Can you find the lines of the listing that include "biểu" and copy every one?

* BEGIN *

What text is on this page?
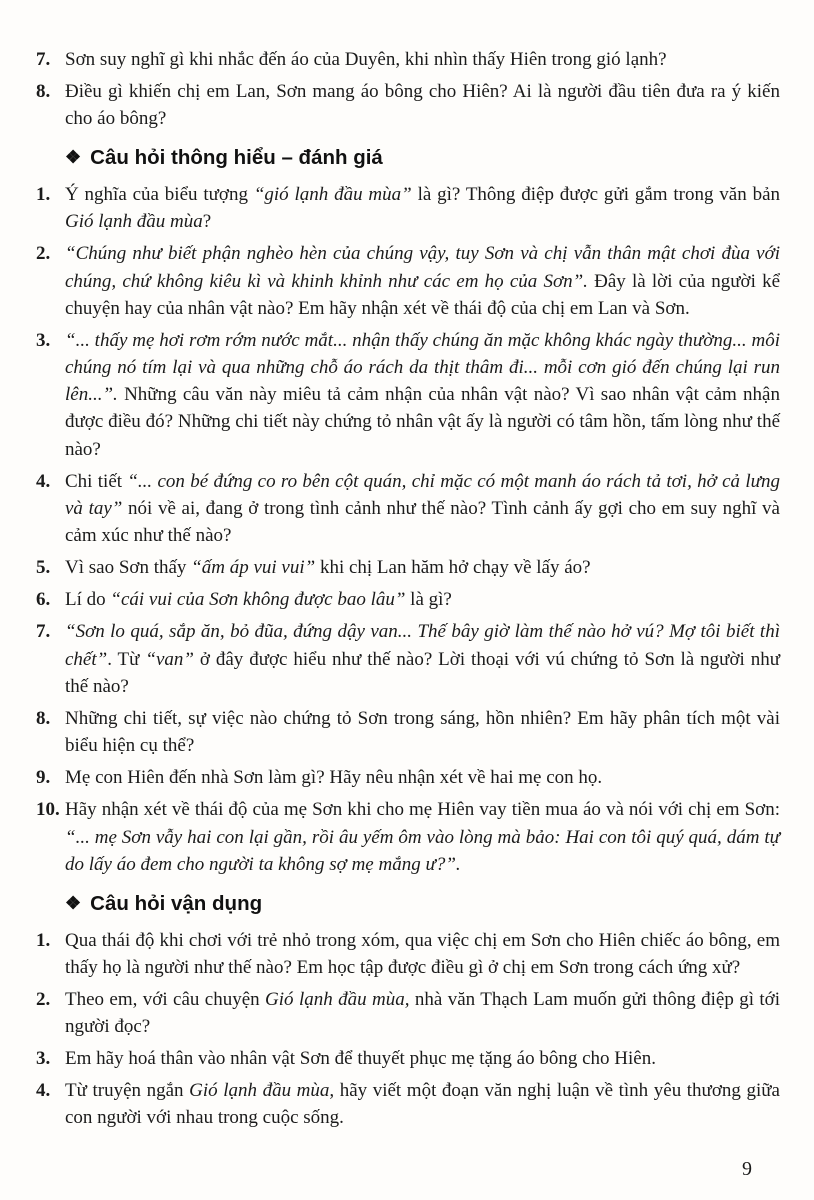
7. Sơn suy nghĩ gì khi nhắc đến áo của Duyên, khi nhìn thấy Hiên trong gió lạnh?
8. Điều gì khiến chị em Lan, Sơn mang áo bông cho Hiên? Ai là người đầu tiên đưa ra ý kiến cho áo bông?
❖ Câu hỏi thông hiểu – đánh giá
1. Ý nghĩa của biểu tượng “gió lạnh đầu mùa” là gì? Thông điệp được gửi gắm trong văn bản Gió lạnh đầu mùa?
2. “Chúng như biết phận nghèo hèn của chúng vậy, tuy Sơn và chị vẫn thân mật chơi đùa với chúng, chứ không kiêu kì và khinh khỉnh như các em họ của Sơn”. Đây là lời của người kể chuyện hay của nhân vật nào? Em hãy nhận xét về thái độ của chị em Lan và Sơn.
3. “... thấy mẹ hơi rơm rớm nước mắt... nhận thấy chúng ăn mặc không khác ngày thường... môi chúng nó tím lại và qua những chỗ áo rách da thịt thâm đi... mỗi cơn gió đến chúng lại run lên...”. Những câu văn này miêu tả cảm nhận của nhân vật nào? Vì sao nhân vật cảm nhận được điều đó? Những chi tiết này chứng tỏ nhân vật ấy là người có tâm hồn, tấm lòng như thế nào?
4. Chi tiết “... con bé đứng co ro bên cột quán, chỉ mặc có một manh áo rách tả tơi, hở cả lưng và tay” nói về ai, đang ở trong tình cảnh như thế nào? Tình cảnh ấy gợi cho em suy nghĩ và cảm xúc như thế nào?
5. Vì sao Sơn thấy “ấm áp vui vui” khi chị Lan hăm hở chạy về lấy áo?
6. Lí do “cái vui của Sơn không được bao lâu” là gì?
7. “Sơn lo quá, sắp ăn, bỏ đũa, đứng dậy van... Thế bây giờ làm thế nào hở vú? Mợ tôi biết thì chết”. Từ “van” ở đây được hiểu như thế nào? Lời thoại với vú chứng tỏ Sơn là người như thế nào?
8. Những chi tiết, sự việc nào chứng tỏ Sơn trong sáng, hồn nhiên? Em hãy phân tích một vài biểu hiện cụ thể?
9. Mẹ con Hiên đến nhà Sơn làm gì? Hãy nêu nhận xét về hai mẹ con họ.
10. Hãy nhận xét về thái độ của mẹ Sơn khi cho mẹ Hiên vay tiền mua áo và nói với chị em Sơn: “... mẹ Sơn vẫy hai con lại gần, rồi âu yếm ôm vào lòng mà bảo: Hai con tôi quý quá, dám tự do lấy áo đem cho người ta không sợ mẹ mắng ư?”.
❖ Câu hỏi vận dụng
1. Qua thái độ khi chơi với trẻ nhỏ trong xóm, qua việc chị em Sơn cho Hiên chiếc áo bông, em thấy họ là người như thế nào? Em học tập được điều gì ở chị em Sơn trong cách ứng xử?
2. Theo em, với câu chuyện Gió lạnh đầu mùa, nhà văn Thạch Lam muốn gửi thông điệp gì tới người đọc?
3. Em hãy hoá thân vào nhân vật Sơn để thuyết phục mẹ tặng áo bông cho Hiên.
4. Từ truyện ngắn Gió lạnh đầu mùa, hãy viết một đoạn văn nghị luận về tình yêu thương giữa con người với nhau trong cuộc sống.
9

* END *

Written solution:
1. Ý nghĩa của biểu tượng “gió lạnh đầu mùa” là gì? Thông điệp được gửi gắm trong văn bản Gió lạnh đầu mùa?
8. Những chi tiết, sự việc nào chứng tỏ Sơn trong sáng, hồn nhiên? Em hãy phân tích một vài biểu hiện cụ thể?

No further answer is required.